* Extracted records:
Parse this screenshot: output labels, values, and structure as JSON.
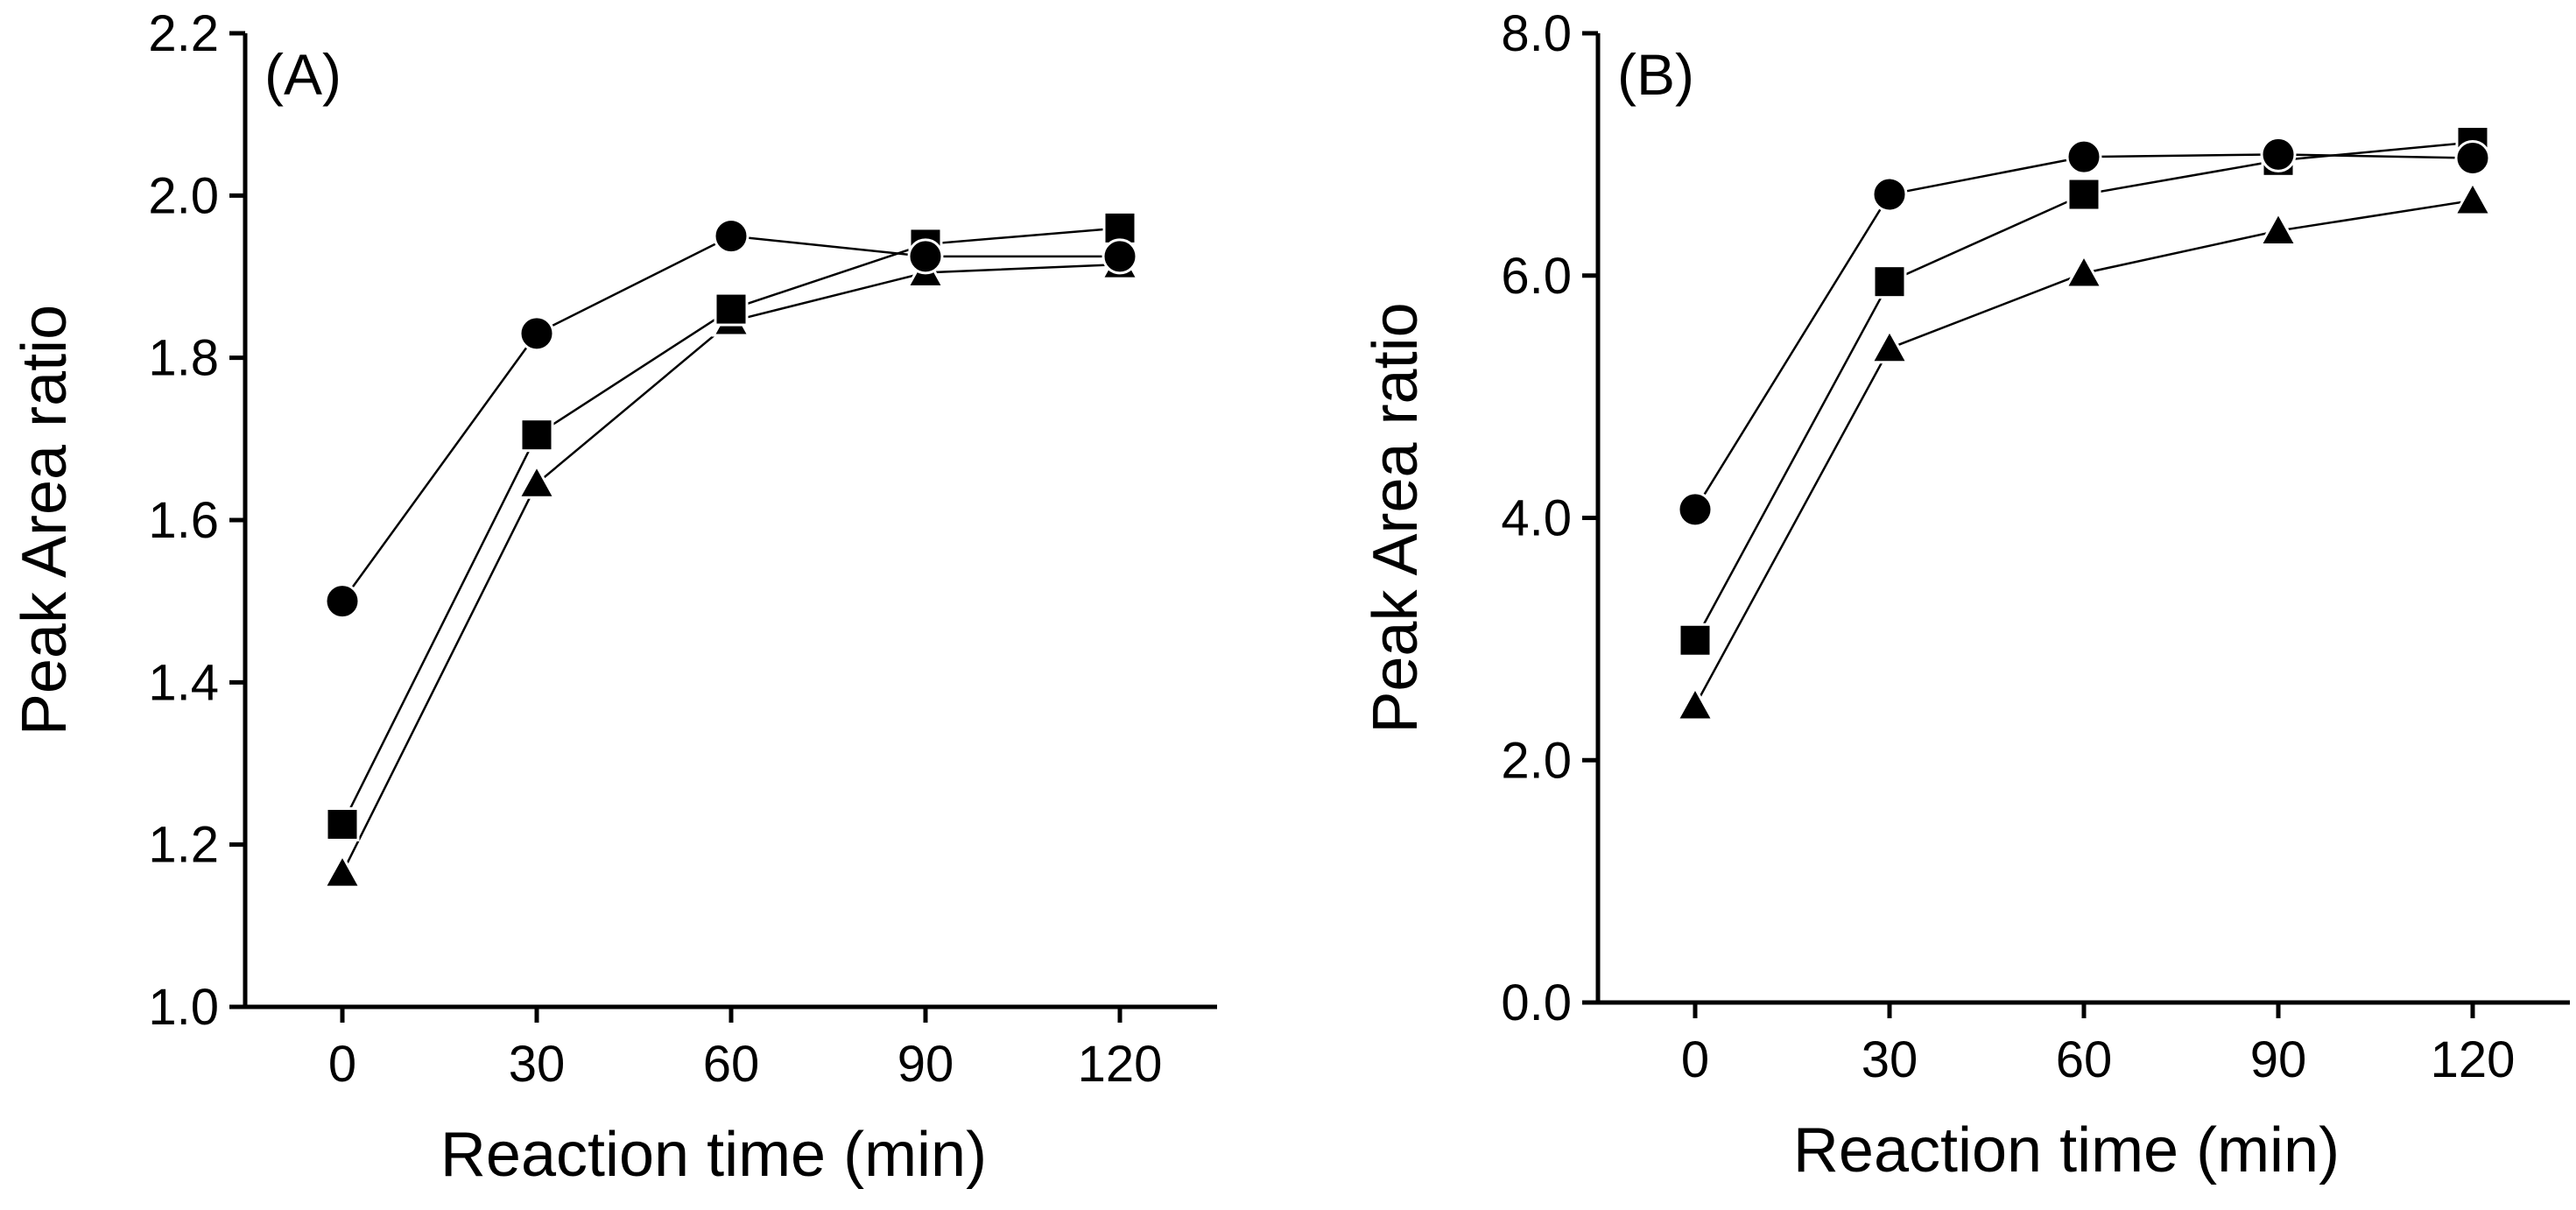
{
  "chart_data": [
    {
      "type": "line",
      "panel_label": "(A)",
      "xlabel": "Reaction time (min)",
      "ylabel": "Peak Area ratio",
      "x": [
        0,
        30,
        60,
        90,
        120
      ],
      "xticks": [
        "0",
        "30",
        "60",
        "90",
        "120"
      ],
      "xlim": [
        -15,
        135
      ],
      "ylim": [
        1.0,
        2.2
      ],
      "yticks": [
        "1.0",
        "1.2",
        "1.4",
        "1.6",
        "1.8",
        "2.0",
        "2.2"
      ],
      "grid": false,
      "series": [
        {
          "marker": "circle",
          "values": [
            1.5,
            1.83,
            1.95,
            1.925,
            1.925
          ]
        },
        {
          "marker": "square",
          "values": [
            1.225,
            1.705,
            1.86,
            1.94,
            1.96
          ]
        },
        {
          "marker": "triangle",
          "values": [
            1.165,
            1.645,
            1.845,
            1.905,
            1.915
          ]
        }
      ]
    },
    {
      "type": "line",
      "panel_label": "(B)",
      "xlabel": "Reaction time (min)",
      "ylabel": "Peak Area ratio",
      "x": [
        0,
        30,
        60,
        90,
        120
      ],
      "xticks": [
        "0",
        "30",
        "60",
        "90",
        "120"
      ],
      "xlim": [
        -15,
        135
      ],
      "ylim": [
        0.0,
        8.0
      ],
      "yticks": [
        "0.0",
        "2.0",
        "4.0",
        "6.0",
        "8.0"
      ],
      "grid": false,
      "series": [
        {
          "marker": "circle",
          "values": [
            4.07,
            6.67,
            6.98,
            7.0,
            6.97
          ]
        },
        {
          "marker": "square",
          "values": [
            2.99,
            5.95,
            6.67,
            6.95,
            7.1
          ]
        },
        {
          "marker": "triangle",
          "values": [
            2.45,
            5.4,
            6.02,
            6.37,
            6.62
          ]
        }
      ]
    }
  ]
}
* * *
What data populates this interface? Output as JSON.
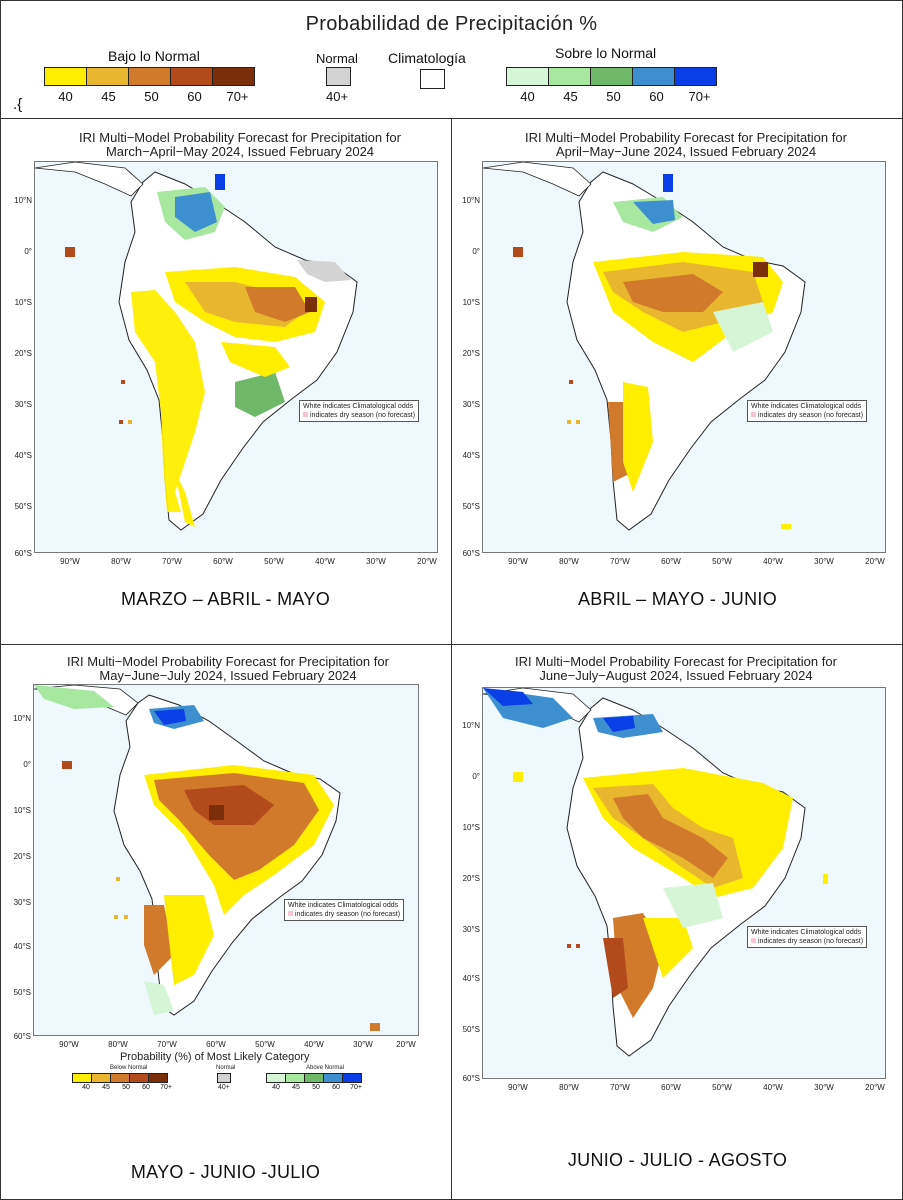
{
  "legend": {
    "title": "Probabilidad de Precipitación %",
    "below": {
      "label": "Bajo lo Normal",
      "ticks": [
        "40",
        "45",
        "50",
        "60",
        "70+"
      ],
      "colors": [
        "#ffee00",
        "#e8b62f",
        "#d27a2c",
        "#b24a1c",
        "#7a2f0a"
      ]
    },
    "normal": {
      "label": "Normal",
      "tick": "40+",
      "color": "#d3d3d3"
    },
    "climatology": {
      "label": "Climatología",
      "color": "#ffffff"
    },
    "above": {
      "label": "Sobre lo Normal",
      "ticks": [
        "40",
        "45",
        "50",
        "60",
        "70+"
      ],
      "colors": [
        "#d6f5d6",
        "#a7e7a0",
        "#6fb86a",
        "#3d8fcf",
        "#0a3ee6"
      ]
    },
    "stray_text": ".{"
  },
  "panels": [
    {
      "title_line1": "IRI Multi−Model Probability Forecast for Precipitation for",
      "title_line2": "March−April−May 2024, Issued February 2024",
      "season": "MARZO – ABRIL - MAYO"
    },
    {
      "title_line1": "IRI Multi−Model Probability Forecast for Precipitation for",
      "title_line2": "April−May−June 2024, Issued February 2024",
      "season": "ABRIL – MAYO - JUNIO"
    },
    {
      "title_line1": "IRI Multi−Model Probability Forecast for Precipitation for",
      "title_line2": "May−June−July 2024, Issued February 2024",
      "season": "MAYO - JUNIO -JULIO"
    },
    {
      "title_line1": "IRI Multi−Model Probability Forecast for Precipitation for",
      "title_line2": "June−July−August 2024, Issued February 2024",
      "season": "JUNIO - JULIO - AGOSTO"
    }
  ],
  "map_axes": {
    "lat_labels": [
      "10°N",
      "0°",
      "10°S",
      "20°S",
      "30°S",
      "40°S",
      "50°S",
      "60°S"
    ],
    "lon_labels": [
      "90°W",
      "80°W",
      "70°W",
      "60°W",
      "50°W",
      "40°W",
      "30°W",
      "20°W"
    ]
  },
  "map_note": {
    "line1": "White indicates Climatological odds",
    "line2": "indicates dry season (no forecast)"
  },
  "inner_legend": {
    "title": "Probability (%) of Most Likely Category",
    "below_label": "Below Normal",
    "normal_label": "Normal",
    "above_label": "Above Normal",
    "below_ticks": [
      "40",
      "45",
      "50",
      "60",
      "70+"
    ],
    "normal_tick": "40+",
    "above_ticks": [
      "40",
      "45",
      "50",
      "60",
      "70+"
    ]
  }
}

* What to do:
List all lines above in which the string "ABRIL" appears.

* Solved problem:
      "season": "MARZO – ABRIL - MAYO"
      "season": "ABRIL – MAYO - JUNIO"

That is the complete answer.